= To be done =
Copy, from the entries below, each line in which the string "jenis" appears.

*** Input records ***

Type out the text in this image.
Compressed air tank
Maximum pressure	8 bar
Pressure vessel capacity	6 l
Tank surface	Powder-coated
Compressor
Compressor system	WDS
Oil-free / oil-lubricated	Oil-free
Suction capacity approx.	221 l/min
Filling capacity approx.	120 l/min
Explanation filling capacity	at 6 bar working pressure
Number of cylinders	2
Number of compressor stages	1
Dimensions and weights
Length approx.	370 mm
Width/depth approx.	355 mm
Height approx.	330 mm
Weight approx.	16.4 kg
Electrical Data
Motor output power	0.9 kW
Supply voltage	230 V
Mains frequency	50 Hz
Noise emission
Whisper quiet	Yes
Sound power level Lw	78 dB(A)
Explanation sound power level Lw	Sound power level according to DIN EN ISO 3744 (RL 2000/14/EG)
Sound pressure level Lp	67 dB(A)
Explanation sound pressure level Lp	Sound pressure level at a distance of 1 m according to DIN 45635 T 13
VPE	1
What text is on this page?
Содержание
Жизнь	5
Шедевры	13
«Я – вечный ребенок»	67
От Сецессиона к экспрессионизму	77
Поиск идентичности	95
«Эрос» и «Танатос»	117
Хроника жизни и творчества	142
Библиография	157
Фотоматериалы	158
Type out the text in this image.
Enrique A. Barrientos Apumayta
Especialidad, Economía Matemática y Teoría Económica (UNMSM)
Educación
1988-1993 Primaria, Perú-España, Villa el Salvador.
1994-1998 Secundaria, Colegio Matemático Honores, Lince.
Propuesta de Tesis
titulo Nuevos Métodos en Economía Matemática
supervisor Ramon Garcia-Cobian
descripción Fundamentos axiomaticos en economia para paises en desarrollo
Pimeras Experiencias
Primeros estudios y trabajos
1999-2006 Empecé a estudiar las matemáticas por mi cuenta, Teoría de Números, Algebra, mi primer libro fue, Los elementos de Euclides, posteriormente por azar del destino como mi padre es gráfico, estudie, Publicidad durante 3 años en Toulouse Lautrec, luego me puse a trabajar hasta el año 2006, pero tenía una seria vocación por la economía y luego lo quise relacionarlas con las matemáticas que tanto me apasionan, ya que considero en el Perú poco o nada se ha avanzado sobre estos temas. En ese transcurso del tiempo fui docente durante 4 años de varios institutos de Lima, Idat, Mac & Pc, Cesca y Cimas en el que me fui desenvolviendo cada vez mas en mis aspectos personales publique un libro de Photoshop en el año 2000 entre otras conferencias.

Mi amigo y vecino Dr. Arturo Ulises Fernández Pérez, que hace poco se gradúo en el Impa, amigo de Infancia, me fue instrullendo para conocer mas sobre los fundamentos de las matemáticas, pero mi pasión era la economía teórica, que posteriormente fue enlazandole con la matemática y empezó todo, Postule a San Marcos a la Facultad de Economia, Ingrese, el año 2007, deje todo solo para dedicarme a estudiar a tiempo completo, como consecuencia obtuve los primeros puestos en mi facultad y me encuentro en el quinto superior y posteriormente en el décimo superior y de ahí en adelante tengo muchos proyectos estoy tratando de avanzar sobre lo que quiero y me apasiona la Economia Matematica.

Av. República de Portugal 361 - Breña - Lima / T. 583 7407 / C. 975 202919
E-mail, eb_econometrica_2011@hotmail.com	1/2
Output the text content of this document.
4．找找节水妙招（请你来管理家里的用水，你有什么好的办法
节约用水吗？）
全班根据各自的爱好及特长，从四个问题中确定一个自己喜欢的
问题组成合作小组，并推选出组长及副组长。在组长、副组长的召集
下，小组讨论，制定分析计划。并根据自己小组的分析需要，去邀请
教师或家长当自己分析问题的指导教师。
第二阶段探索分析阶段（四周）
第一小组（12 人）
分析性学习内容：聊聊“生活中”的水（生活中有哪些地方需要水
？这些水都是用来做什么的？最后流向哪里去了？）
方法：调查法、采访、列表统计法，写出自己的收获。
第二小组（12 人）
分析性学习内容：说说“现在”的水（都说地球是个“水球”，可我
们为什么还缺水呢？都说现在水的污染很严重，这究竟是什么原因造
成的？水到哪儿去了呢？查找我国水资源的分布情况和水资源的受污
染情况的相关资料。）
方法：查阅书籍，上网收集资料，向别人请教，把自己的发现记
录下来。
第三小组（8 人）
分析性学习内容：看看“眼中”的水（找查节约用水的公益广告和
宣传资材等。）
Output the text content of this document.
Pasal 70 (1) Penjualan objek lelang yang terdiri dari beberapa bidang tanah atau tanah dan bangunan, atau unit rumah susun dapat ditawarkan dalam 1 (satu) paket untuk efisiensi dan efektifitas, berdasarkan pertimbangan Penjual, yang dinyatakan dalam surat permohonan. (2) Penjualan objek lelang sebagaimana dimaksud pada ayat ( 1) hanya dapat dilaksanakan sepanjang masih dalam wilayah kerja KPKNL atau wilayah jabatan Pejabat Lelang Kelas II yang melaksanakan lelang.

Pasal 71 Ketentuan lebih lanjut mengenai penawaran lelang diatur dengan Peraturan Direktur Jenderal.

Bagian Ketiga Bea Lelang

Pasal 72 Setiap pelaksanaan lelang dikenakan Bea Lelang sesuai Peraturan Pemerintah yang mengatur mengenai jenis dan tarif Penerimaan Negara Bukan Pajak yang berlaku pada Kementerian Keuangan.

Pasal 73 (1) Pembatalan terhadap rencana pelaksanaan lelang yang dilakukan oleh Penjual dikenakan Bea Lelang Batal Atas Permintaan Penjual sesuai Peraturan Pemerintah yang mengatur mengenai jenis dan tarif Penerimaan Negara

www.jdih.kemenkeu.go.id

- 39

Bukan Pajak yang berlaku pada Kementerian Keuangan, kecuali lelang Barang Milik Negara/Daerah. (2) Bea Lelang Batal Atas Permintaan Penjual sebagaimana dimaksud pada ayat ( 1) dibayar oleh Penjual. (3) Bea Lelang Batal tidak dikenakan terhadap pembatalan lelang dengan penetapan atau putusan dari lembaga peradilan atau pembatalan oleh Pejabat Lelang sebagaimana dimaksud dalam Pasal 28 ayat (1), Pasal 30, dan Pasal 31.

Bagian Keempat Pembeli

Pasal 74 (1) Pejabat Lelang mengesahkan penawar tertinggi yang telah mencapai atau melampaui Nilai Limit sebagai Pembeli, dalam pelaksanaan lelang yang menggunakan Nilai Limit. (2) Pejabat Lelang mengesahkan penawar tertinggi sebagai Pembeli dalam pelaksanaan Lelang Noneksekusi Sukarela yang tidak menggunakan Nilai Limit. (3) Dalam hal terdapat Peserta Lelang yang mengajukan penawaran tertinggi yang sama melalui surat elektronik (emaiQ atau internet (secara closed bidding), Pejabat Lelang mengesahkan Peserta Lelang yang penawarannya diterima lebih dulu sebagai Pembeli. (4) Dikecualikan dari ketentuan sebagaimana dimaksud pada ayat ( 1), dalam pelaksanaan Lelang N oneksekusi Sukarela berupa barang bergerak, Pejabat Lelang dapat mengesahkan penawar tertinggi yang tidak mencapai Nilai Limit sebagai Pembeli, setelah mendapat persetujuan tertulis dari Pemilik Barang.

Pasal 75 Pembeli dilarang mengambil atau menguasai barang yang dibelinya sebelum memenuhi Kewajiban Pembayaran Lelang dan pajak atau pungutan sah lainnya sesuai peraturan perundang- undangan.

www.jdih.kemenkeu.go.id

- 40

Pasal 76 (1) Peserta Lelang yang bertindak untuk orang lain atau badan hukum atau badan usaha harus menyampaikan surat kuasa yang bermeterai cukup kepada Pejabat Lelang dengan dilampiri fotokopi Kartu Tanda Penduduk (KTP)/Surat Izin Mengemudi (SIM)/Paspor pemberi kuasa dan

***

= Answer to this task =
Pasal 72 Setiap pelaksanaan lelang dikenakan Bea Lelang sesuai Peraturan Pemerintah yang mengatur mengenai jenis dan tarif Penerimaan Negara Bukan Pajak yang berlaku pada Kementerian Keuangan.
Pasal 73 (1) Pembatalan terhadap rencana pelaksanaan lelang yang dilakukan oleh Penjual dikenakan Bea Lelang Batal Atas Permintaan Penjual sesuai Peraturan Pemerintah yang mengatur mengenai jenis dan tarif Penerimaan Negara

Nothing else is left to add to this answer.